> _RECORDED INFORMATION_:
----

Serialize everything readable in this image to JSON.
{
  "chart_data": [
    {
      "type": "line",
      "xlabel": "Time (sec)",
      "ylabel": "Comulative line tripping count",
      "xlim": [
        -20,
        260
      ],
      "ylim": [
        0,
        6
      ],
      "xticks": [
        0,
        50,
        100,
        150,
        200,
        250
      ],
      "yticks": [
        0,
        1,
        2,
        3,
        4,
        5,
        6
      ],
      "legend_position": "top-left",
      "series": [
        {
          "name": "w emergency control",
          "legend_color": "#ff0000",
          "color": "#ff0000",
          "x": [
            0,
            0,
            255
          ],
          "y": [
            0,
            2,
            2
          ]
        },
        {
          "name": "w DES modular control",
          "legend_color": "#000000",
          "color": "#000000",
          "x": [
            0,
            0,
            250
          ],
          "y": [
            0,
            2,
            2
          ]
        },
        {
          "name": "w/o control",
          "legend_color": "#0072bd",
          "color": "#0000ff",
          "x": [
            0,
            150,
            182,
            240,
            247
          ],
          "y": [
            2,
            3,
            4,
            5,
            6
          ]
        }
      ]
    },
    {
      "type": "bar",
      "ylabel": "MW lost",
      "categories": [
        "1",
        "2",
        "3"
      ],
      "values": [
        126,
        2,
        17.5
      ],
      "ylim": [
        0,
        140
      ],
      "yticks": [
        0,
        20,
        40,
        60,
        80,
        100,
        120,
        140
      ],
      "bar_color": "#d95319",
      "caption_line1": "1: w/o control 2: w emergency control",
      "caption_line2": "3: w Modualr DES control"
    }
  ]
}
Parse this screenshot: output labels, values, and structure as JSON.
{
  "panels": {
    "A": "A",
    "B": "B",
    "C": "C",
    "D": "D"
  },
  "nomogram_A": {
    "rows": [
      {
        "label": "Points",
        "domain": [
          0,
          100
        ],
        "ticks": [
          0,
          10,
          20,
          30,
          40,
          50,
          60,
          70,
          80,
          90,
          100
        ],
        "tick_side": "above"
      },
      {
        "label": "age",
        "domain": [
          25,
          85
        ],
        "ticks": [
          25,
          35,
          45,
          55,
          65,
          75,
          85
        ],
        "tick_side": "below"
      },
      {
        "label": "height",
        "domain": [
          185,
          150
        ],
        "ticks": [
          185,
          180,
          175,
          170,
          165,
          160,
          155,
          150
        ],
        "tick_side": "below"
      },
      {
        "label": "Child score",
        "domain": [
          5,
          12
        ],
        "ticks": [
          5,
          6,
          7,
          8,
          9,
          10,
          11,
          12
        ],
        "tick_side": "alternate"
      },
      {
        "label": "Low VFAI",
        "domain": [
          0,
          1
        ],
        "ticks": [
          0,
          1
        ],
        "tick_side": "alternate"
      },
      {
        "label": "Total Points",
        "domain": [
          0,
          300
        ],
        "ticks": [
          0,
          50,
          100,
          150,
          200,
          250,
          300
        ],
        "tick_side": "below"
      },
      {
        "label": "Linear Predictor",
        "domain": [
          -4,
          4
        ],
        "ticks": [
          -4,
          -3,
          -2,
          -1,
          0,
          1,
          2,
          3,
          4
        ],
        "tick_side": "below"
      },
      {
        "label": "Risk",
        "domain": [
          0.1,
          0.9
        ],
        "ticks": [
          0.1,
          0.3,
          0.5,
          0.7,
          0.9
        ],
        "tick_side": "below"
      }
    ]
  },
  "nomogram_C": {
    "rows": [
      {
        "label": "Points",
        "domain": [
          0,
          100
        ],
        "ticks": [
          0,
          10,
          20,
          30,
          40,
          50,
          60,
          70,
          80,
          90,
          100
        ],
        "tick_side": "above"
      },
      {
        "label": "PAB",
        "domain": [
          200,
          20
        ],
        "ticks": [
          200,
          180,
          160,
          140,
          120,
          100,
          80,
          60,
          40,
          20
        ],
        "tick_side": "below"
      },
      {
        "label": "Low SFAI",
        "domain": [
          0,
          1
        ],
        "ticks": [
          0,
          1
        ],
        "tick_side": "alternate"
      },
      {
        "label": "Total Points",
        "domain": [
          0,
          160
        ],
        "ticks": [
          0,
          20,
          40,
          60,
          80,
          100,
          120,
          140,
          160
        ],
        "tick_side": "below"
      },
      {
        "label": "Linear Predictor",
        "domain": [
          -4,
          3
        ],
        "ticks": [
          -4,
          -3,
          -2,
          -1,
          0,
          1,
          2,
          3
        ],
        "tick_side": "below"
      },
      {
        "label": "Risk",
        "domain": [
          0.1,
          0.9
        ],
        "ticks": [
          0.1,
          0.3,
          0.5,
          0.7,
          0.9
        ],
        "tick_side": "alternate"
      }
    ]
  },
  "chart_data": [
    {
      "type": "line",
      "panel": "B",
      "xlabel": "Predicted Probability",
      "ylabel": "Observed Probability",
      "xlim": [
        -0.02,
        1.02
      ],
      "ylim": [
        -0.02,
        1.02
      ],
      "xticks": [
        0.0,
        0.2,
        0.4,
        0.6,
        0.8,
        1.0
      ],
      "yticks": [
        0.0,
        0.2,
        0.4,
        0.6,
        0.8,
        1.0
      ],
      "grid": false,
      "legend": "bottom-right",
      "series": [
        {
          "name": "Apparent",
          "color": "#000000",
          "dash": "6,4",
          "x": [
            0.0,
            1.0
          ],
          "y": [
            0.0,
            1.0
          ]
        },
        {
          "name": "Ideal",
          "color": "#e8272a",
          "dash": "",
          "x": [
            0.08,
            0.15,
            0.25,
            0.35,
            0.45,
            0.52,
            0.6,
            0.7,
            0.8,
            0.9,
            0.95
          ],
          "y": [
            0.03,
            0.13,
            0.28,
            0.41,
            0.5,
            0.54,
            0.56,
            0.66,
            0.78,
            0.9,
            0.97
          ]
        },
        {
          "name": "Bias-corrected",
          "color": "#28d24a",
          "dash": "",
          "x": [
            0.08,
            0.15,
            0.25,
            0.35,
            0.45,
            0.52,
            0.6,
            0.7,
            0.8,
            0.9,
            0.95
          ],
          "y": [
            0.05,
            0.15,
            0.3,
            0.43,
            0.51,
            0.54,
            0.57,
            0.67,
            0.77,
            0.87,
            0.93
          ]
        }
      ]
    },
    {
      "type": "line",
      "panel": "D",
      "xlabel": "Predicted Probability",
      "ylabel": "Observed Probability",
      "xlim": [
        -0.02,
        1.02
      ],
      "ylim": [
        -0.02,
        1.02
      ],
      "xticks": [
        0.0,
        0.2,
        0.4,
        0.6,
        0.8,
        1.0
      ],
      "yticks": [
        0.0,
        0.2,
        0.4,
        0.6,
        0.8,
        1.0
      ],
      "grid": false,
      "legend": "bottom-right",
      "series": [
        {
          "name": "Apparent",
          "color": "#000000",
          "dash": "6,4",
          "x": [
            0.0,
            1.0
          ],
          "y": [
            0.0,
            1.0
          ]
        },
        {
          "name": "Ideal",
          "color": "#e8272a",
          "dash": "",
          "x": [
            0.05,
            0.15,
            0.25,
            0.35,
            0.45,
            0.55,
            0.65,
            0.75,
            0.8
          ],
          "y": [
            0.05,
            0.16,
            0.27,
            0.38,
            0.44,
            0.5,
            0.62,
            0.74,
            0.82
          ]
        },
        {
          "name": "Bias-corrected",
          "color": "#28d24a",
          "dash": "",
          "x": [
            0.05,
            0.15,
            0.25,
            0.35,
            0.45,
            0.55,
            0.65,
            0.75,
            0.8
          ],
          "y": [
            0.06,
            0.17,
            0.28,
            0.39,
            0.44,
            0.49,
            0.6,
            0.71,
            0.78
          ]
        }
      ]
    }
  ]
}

----

> _GIVEN TASK_: Please return the data above exactly as given.

> _FINISHED EXERCISE_:
Serialize everything readable in this image to JSON.
{
  "chart_data": [
    {
      "type": "line",
      "xlabel": "Time (sec)",
      "ylabel": "Comulative line tripping count",
      "xlim": [
        -20,
        260
      ],
      "ylim": [
        0,
        6
      ],
      "xticks": [
        0,
        50,
        100,
        150,
        200,
        250
      ],
      "yticks": [
        0,
        1,
        2,
        3,
        4,
        5,
        6
      ],
      "legend_position": "top-left",
      "series": [
        {
          "name": "w emergency control",
          "legend_color": "#ff0000",
          "color": "#ff0000",
          "x": [
            0,
            0,
            255
          ],
          "y": [
            0,
            2,
            2
          ]
        },
        {
          "name": "w DES modular control",
          "legend_color": "#000000",
          "color": "#000000",
          "x": [
            0,
            0,
            250
          ],
          "y": [
            0,
            2,
            2
          ]
        },
        {
          "name": "w/o control",
          "legend_color": "#0072bd",
          "color": "#0000ff",
          "x": [
            0,
            150,
            182,
            240,
            247
          ],
          "y": [
            2,
            3,
            4,
            5,
            6
          ]
        }
      ]
    },
    {
      "type": "bar",
      "ylabel": "MW lost",
      "categories": [
        "1",
        "2",
        "3"
      ],
      "values": [
        126,
        2,
        17.5
      ],
      "ylim": [
        0,
        140
      ],
      "yticks": [
        0,
        20,
        40,
        60,
        80,
        100,
        120,
        140
      ],
      "bar_color": "#d95319",
      "caption_line1": "1: w/o control 2: w emergency control",
      "caption_line2": "3: w Modualr DES control"
    }
  ]
}
Parse this screenshot: output labels, values, and structure as JSON.
{
  "panels": {
    "A": "A",
    "B": "B",
    "C": "C",
    "D": "D"
  },
  "nomogram_A": {
    "rows": [
      {
        "label": "Points",
        "domain": [
          0,
          100
        ],
        "ticks": [
          0,
          10,
          20,
          30,
          40,
          50,
          60,
          70,
          80,
          90,
          100
        ],
        "tick_side": "above"
      },
      {
        "label": "age",
        "domain": [
          25,
          85
        ],
        "ticks": [
          25,
          35,
          45,
          55,
          65,
          75,
          85
        ],
        "tick_side": "below"
      },
      {
        "label": "height",
        "domain": [
          185,
          150
        ],
        "ticks": [
          185,
          180,
          175,
          170,
          165,
          160,
          155,
          150
        ],
        "tick_side": "below"
      },
      {
        "label": "Child score",
        "domain": [
          5,
          12
        ],
        "ticks": [
          5,
          6,
          7,
          8,
          9,
          10,
          11,
          12
        ],
        "tick_side": "alternate"
      },
      {
        "label": "Low VFAI",
        "domain": [
          0,
          1
        ],
        "ticks": [
          0,
          1
        ],
        "tick_side": "alternate"
      },
      {
        "label": "Total Points",
        "domain": [
          0,
          300
        ],
        "ticks": [
          0,
          50,
          100,
          150,
          200,
          250,
          300
        ],
        "tick_side": "below"
      },
      {
        "label": "Linear Predictor",
        "domain": [
          -4,
          4
        ],
        "ticks": [
          -4,
          -3,
          -2,
          -1,
          0,
          1,
          2,
          3,
          4
        ],
        "tick_side": "below"
      },
      {
        "label": "Risk",
        "domain": [
          0.1,
          0.9
        ],
        "ticks": [
          0.1,
          0.3,
          0.5,
          0.7,
          0.9
        ],
        "tick_side": "below"
      }
    ]
  },
  "nomogram_C": {
    "rows": [
      {
        "label": "Points",
        "domain": [
          0,
          100
        ],
        "ticks": [
          0,
          10,
          20,
          30,
          40,
          50,
          60,
          70,
          80,
          90,
          100
        ],
        "tick_side": "above"
      },
      {
        "label": "PAB",
        "domain": [
          200,
          20
        ],
        "ticks": [
          200,
          180,
          160,
          140,
          120,
          100,
          80,
          60,
          40,
          20
        ],
        "tick_side": "below"
      },
      {
        "label": "Low SFAI",
        "domain": [
          0,
          1
        ],
        "ticks": [
          0,
          1
        ],
        "tick_side": "alternate"
      },
      {
        "label": "Total Points",
        "domain": [
          0,
          160
        ],
        "ticks": [
          0,
          20,
          40,
          60,
          80,
          100,
          120,
          140,
          160
        ],
        "tick_side": "below"
      },
      {
        "label": "Linear Predictor",
        "domain": [
          -4,
          3
        ],
        "ticks": [
          -4,
          -3,
          -2,
          -1,
          0,
          1,
          2,
          3
        ],
        "tick_side": "below"
      },
      {
        "label": "Risk",
        "domain": [
          0.1,
          0.9
        ],
        "ticks": [
          0.1,
          0.3,
          0.5,
          0.7,
          0.9
        ],
        "tick_side": "alternate"
      }
    ]
  },
  "chart_data": [
    {
      "type": "line",
      "panel": "B",
      "xlabel": "Predicted Probability",
      "ylabel": "Observed Probability",
      "xlim": [
        -0.02,
        1.02
      ],
      "ylim": [
        -0.02,
        1.02
      ],
      "xticks": [
        0.0,
        0.2,
        0.4,
        0.6,
        0.8,
        1.0
      ],
      "yticks": [
        0.0,
        0.2,
        0.4,
        0.6,
        0.8,
        1.0
      ],
      "grid": false,
      "legend": "bottom-right",
      "series": [
        {
          "name": "Apparent",
          "color": "#000000",
          "dash": "6,4",
          "x": [
            0.0,
            1.0
          ],
          "y": [
            0.0,
            1.0
          ]
        },
        {
          "name": "Ideal",
          "color": "#e8272a",
          "dash": "",
          "x": [
            0.08,
            0.15,
            0.25,
            0.35,
            0.45,
            0.52,
            0.6,
            0.7,
            0.8,
            0.9,
            0.95
          ],
          "y": [
            0.03,
            0.13,
            0.28,
            0.41,
            0.5,
            0.54,
            0.56,
            0.66,
            0.78,
            0.9,
            0.97
          ]
        },
        {
          "name": "Bias-corrected",
          "color": "#28d24a",
          "dash": "",
          "x": [
            0.08,
            0.15,
            0.25,
            0.35,
            0.45,
            0.52,
            0.6,
            0.7,
            0.8,
            0.9,
            0.95
          ],
          "y": [
            0.05,
            0.15,
            0.3,
            0.43,
            0.51,
            0.54,
            0.57,
            0.67,
            0.77,
            0.87,
            0.93
          ]
        }
      ]
    },
    {
      "type": "line",
      "panel": "D",
      "xlabel": "Predicted Probability",
      "ylabel": "Observed Probability",
      "xlim": [
        -0.02,
        1.02
      ],
      "ylim": [
        -0.02,
        1.02
      ],
      "xticks": [
        0.0,
        0.2,
        0.4,
        0.6,
        0.8,
        1.0
      ],
      "yticks": [
        0.0,
        0.2,
        0.4,
        0.6,
        0.8,
        1.0
      ],
      "grid": false,
      "legend": "bottom-right",
      "series": [
        {
          "name": "Apparent",
          "color": "#000000",
          "dash": "6,4",
          "x": [
            0.0,
            1.0
          ],
          "y": [
            0.0,
            1.0
          ]
        },
        {
          "name": "Ideal",
          "color": "#e8272a",
          "dash": "",
          "x": [
            0.05,
            0.15,
            0.25,
            0.35,
            0.45,
            0.55,
            0.65,
            0.75,
            0.8
          ],
          "y": [
            0.05,
            0.16,
            0.27,
            0.38,
            0.44,
            0.5,
            0.62,
            0.74,
            0.82
          ]
        },
        {
          "name": "Bias-corrected",
          "color": "#28d24a",
          "dash": "",
          "x": [
            0.05,
            0.15,
            0.25,
            0.35,
            0.45,
            0.55,
            0.65,
            0.75,
            0.8
          ],
          "y": [
            0.06,
            0.17,
            0.28,
            0.39,
            0.44,
            0.49,
            0.6,
            0.71,
            0.78
          ]
        }
      ]
    }
  ]
}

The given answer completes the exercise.